## Set problem
Each record below must be returned exactly as shown.

Stored items from a collection:
^^^^
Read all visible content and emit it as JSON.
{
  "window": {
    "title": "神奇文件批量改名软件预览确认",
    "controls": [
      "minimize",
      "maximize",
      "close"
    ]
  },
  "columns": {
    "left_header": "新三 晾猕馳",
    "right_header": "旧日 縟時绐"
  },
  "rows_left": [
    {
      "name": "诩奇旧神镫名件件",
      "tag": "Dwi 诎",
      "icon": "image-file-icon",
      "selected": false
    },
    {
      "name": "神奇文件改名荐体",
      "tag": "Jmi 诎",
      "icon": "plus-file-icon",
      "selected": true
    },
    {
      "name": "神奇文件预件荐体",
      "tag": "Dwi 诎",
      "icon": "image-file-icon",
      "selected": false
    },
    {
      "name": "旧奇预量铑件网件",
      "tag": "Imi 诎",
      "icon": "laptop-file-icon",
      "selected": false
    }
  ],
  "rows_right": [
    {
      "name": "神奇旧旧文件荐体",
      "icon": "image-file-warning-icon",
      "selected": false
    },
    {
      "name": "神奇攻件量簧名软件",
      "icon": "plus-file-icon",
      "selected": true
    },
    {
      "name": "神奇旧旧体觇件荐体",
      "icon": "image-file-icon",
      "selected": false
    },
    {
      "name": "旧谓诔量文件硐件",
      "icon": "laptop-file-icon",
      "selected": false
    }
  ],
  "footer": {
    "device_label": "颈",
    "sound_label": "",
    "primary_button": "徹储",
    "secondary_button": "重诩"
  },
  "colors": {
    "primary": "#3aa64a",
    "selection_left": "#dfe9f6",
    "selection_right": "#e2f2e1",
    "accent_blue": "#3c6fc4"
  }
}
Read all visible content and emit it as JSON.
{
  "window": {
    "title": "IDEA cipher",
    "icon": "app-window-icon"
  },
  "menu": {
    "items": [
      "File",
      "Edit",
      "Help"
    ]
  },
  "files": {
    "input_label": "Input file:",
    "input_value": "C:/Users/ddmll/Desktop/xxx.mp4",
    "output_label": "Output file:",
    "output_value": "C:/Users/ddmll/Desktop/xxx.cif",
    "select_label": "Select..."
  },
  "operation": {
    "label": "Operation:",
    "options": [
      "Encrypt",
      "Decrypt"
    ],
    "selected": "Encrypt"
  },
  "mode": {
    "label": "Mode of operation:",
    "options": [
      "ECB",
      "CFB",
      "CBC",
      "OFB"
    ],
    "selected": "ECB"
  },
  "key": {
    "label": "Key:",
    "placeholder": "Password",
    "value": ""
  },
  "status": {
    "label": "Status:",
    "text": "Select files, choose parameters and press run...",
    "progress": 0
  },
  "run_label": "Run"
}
^^^^
## Full response
Read all visible content and emit it as JSON.
{
  "window": {
    "title": "神奇文件批量改名软件预览确认",
    "controls": [
      "minimize",
      "maximize",
      "close"
    ]
  },
  "columns": {
    "left_header": "新三 晾猕馳",
    "right_header": "旧日 縟時绐"
  },
  "rows_left": [
    {
      "name": "诩奇旧神镫名件件",
      "tag": "Dwi 诎",
      "icon": "image-file-icon",
      "selected": false
    },
    {
      "name": "神奇文件改名荐体",
      "tag": "Jmi 诎",
      "icon": "plus-file-icon",
      "selected": true
    },
    {
      "name": "神奇文件预件荐体",
      "tag": "Dwi 诎",
      "icon": "image-file-icon",
      "selected": false
    },
    {
      "name": "旧奇预量铑件网件",
      "tag": "Imi 诎",
      "icon": "laptop-file-icon",
      "selected": false
    }
  ],
  "rows_right": [
    {
      "name": "神奇旧旧文件荐体",
      "icon": "image-file-warning-icon",
      "selected": false
    },
    {
      "name": "神奇攻件量簧名软件",
      "icon": "plus-file-icon",
      "selected": true
    },
    {
      "name": "神奇旧旧体觇件荐体",
      "icon": "image-file-icon",
      "selected": false
    },
    {
      "name": "旧谓诔量文件硐件",
      "icon": "laptop-file-icon",
      "selected": false
    }
  ],
  "footer": {
    "device_label": "颈",
    "sound_label": "",
    "primary_button": "徹储",
    "secondary_button": "重诩"
  },
  "colors": {
    "primary": "#3aa64a",
    "selection_left": "#dfe9f6",
    "selection_right": "#e2f2e1",
    "accent_blue": "#3c6fc4"
  }
}
Read all visible content and emit it as JSON.
{
  "window": {
    "title": "IDEA cipher",
    "icon": "app-window-icon"
  },
  "menu": {
    "items": [
      "File",
      "Edit",
      "Help"
    ]
  },
  "files": {
    "input_label": "Input file:",
    "input_value": "C:/Users/ddmll/Desktop/xxx.mp4",
    "output_label": "Output file:",
    "output_value": "C:/Users/ddmll/Desktop/xxx.cif",
    "select_label": "Select..."
  },
  "operation": {
    "label": "Operation:",
    "options": [
      "Encrypt",
      "Decrypt"
    ],
    "selected": "Encrypt"
  },
  "mode": {
    "label": "Mode of operation:",
    "options": [
      "ECB",
      "CFB",
      "CBC",
      "OFB"
    ],
    "selected": "ECB"
  },
  "key": {
    "label": "Key:",
    "placeholder": "Password",
    "value": ""
  },
  "status": {
    "label": "Status:",
    "text": "Select files, choose parameters and press run...",
    "progress": 0
  },
  "run_label": "Run"
}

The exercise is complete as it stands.